>> begin Material to process
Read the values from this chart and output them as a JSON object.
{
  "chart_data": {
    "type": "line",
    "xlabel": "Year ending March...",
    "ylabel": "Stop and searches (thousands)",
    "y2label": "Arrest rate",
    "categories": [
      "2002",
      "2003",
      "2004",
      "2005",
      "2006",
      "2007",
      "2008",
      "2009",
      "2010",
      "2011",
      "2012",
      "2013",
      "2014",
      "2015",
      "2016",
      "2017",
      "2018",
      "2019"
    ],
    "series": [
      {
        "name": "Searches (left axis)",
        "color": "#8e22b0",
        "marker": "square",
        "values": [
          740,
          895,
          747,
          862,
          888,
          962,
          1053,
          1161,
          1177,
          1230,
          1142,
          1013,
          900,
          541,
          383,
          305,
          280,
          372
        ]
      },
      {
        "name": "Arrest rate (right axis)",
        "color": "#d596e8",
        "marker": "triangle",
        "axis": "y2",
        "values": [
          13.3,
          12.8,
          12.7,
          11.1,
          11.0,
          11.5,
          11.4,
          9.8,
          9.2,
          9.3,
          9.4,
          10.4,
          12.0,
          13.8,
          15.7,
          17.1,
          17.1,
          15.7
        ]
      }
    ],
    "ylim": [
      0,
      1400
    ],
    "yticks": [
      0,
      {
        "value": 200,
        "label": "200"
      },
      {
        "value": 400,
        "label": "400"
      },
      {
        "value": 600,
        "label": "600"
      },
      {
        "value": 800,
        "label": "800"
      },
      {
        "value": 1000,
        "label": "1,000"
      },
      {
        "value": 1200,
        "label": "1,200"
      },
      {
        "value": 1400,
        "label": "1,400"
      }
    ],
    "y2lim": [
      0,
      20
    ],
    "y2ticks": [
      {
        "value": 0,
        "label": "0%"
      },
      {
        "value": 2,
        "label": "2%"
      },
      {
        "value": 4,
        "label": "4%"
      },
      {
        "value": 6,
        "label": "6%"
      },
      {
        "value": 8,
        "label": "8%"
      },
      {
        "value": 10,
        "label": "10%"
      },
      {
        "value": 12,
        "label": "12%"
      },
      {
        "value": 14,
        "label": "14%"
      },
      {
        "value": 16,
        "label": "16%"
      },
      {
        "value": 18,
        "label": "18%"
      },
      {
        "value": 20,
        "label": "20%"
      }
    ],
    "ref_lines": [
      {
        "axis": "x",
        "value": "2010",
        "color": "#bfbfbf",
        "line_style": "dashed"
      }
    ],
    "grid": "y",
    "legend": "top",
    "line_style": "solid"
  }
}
>> end Material to process
Look through the entries and find each line that has the string "name". Copy those lines.

        "name": "Searches (left axis)",
        "name": "Arrest rate (right axis)",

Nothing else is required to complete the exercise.